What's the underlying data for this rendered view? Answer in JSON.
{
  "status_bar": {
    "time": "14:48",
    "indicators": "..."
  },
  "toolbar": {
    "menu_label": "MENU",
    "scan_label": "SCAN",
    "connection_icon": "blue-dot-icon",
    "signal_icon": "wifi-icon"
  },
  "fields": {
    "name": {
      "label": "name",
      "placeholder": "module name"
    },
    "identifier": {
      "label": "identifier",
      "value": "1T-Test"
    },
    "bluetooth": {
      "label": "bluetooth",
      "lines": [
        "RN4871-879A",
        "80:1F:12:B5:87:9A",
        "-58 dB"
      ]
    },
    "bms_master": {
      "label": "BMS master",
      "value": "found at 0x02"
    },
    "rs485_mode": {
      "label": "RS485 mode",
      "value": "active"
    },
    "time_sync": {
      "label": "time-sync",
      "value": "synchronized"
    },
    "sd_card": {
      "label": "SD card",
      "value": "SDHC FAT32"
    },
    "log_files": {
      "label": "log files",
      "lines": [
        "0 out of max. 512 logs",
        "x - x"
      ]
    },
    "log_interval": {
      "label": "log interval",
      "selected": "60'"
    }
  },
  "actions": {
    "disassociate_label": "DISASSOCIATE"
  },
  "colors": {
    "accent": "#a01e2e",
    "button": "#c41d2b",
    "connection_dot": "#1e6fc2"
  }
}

=====

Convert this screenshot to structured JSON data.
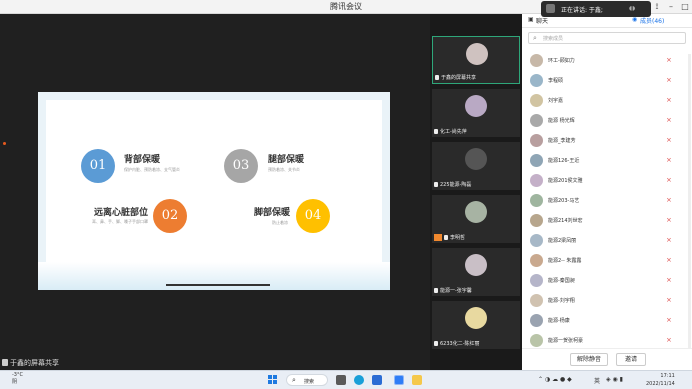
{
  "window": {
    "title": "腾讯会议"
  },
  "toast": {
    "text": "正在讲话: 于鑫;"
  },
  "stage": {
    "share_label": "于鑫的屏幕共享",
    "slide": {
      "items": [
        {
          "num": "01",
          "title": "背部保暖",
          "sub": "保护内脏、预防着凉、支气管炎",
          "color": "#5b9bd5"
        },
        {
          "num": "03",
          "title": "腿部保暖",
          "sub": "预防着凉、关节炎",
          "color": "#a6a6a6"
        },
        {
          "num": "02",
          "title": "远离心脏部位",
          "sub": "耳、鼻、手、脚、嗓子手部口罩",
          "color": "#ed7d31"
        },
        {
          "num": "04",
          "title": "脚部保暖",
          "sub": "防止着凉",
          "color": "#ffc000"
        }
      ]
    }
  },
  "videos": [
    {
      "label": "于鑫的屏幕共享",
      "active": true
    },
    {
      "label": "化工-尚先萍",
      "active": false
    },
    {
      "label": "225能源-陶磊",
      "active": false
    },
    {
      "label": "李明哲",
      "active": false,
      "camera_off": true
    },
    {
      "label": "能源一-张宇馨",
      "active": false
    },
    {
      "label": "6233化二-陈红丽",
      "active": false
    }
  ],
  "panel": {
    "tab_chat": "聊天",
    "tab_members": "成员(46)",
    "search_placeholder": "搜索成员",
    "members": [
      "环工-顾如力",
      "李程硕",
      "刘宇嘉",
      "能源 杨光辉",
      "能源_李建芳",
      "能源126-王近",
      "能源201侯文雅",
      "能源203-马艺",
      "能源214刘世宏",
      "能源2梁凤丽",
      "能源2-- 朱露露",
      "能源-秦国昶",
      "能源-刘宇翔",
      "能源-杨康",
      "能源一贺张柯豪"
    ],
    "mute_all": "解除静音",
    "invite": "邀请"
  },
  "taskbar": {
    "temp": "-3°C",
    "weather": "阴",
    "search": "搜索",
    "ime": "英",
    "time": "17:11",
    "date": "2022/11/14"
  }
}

=====

* PROBLEM STATEMENT *
Return each line among the entries that holds the word "icon".

* TASK OUTPUT *
    "connection_icon": "blue-dot-icon",
    "signal_icon": "wifi-icon"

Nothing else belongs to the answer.